■ THE REQUEST:
Reproduce the records below exactly as they appear.
(begin)
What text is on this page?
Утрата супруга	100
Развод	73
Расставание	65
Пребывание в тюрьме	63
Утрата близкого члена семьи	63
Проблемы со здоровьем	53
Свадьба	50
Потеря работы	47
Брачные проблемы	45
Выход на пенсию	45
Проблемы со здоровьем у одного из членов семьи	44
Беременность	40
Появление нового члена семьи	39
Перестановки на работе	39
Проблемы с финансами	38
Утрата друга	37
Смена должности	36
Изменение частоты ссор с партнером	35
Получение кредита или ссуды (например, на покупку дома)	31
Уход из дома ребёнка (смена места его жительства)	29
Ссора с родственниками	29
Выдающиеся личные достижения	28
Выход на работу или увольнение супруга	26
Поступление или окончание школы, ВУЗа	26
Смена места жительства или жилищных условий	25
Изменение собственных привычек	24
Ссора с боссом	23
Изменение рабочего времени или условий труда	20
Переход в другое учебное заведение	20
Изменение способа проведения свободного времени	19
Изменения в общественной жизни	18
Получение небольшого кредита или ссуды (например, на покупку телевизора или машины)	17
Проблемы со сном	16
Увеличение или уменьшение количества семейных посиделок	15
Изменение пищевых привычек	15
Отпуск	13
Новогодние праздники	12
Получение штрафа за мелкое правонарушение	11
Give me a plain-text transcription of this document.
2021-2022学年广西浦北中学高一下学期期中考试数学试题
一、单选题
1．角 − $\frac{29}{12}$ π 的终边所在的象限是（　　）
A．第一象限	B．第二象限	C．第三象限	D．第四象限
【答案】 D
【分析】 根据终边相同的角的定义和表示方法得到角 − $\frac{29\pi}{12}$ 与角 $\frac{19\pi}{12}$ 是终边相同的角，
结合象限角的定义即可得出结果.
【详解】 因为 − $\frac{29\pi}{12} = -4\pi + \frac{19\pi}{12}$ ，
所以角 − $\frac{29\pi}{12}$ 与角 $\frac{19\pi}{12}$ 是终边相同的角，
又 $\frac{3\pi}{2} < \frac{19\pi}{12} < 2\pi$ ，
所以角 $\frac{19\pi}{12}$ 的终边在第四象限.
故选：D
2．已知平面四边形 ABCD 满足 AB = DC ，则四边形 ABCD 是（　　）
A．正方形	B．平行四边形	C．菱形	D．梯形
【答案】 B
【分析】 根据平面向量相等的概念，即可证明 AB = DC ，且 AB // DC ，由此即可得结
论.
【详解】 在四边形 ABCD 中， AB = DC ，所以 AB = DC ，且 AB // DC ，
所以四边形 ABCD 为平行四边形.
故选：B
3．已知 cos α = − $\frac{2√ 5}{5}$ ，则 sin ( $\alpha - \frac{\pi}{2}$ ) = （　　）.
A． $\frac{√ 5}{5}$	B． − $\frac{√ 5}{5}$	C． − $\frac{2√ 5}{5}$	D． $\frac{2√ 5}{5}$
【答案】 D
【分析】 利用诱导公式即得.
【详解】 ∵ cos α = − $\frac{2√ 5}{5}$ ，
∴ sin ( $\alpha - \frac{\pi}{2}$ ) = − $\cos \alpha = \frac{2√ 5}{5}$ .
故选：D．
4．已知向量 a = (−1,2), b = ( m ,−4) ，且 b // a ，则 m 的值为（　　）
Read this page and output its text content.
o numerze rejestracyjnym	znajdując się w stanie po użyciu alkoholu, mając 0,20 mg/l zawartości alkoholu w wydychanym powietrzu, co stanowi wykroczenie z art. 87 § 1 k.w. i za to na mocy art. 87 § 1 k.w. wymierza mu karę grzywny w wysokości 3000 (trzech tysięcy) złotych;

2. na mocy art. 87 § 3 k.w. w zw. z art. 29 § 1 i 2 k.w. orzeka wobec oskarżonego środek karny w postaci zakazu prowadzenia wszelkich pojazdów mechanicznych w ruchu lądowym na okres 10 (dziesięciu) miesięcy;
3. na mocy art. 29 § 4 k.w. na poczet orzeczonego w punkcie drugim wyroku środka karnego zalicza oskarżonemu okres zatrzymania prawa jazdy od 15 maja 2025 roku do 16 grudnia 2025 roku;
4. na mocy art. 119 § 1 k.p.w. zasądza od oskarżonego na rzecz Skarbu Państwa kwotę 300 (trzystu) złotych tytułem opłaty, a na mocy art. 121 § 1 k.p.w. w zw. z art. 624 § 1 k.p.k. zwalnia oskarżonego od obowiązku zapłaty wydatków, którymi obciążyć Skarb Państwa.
(end)
■ RESPONSE BELOW:
What text is on this page?
Утрата супруга	100
Развод	73
Расставание	65
Пребывание в тюрьме	63
Утрата близкого члена семьи	63
Проблемы со здоровьем	53
Свадьба	50
Потеря работы	47
Брачные проблемы	45
Выход на пенсию	45
Проблемы со здоровьем у одного из членов семьи	44
Беременность	40
Появление нового члена семьи	39
Перестановки на работе	39
Проблемы с финансами	38
Утрата друга	37
Смена должности	36
Изменение частоты ссор с партнером	35
Получение кредита или ссуды (например, на покупку дома)	31
Уход из дома ребёнка (смена места его жительства)	29
Ссора с родственниками	29
Выдающиеся личные достижения	28
Выход на работу или увольнение супруга	26
Поступление или окончание школы, ВУЗа	26
Смена места жительства или жилищных условий	25
Изменение собственных привычек	24
Ссора с боссом	23
Изменение рабочего времени или условий труда	20
Переход в другое учебное заведение	20
Изменение способа проведения свободного времени	19
Изменения в общественной жизни	18
Получение небольшого кредита или ссуды (например, на покупку телевизора или машины)	17
Проблемы со сном	16
Увеличение или уменьшение количества семейных посиделок	15
Изменение пищевых привычек	15
Отпуск	13
Новогодние праздники	12
Получение штрафа за мелкое правонарушение	11
Give me a plain-text transcription of this document.
2021-2022学年广西浦北中学高一下学期期中考试数学试题
一、单选题
1．角 − $\frac{29}{12}$ π 的终边所在的象限是（　　）
A．第一象限	B．第二象限	C．第三象限	D．第四象限
【答案】 D
【分析】 根据终边相同的角的定义和表示方法得到角 − $\frac{29\pi}{12}$ 与角 $\frac{19\pi}{12}$ 是终边相同的角，
结合象限角的定义即可得出结果.
【详解】 因为 − $\frac{29\pi}{12} = -4\pi + \frac{19\pi}{12}$ ，
所以角 − $\frac{29\pi}{12}$ 与角 $\frac{19\pi}{12}$ 是终边相同的角，
又 $\frac{3\pi}{2} < \frac{19\pi}{12} < 2\pi$ ，
所以角 $\frac{19\pi}{12}$ 的终边在第四象限.
故选：D
2．已知平面四边形 ABCD 满足 AB = DC ，则四边形 ABCD 是（　　）
A．正方形	B．平行四边形	C．菱形	D．梯形
【答案】 B
【分析】 根据平面向量相等的概念，即可证明 AB = DC ，且 AB // DC ，由此即可得结
论.
【详解】 在四边形 ABCD 中， AB = DC ，所以 AB = DC ，且 AB // DC ，
所以四边形 ABCD 为平行四边形.
故选：B
3．已知 cos α = − $\frac{2√ 5}{5}$ ，则 sin ( $\alpha - \frac{\pi}{2}$ ) = （　　）.
A． $\frac{√ 5}{5}$	B． − $\frac{√ 5}{5}$	C． − $\frac{2√ 5}{5}$	D． $\frac{2√ 5}{5}$
【答案】 D
【分析】 利用诱导公式即得.
【详解】 ∵ cos α = − $\frac{2√ 5}{5}$ ，
∴ sin ( $\alpha - \frac{\pi}{2}$ ) = − $\cos \alpha = \frac{2√ 5}{5}$ .
故选：D．
4．已知向量 a = (−1,2), b = ( m ,−4) ，且 b // a ，则 m 的值为（　　）
Read this page and output its text content.
o numerze rejestracyjnym	znajdując się w stanie po użyciu alkoholu, mając 0,20 mg/l zawartości alkoholu w wydychanym powietrzu, co stanowi wykroczenie z art. 87 § 1 k.w. i za to na mocy art. 87 § 1 k.w. wymierza mu karę grzywny w wysokości 3000 (trzech tysięcy) złotych;

2. na mocy art. 87 § 3 k.w. w zw. z art. 29 § 1 i 2 k.w. orzeka wobec oskarżonego środek karny w postaci zakazu prowadzenia wszelkich pojazdów mechanicznych w ruchu lądowym na okres 10 (dziesięciu) miesięcy;
3. na mocy art. 29 § 4 k.w. na poczet orzeczonego w punkcie drugim wyroku środka karnego zalicza oskarżonemu okres zatrzymania prawa jazdy od 15 maja 2025 roku do 16 grudnia 2025 roku;
4. na mocy art. 119 § 1 k.p.w. zasądza od oskarżonego na rzecz Skarbu Państwa kwotę 300 (trzystu) złotych tytułem opłaty, a na mocy art. 121 § 1 k.p.w. w zw. z art. 624 § 1 k.p.k. zwalnia oskarżonego od obowiązku zapłaty wydatków, którymi obciążyć Skarb Państwa.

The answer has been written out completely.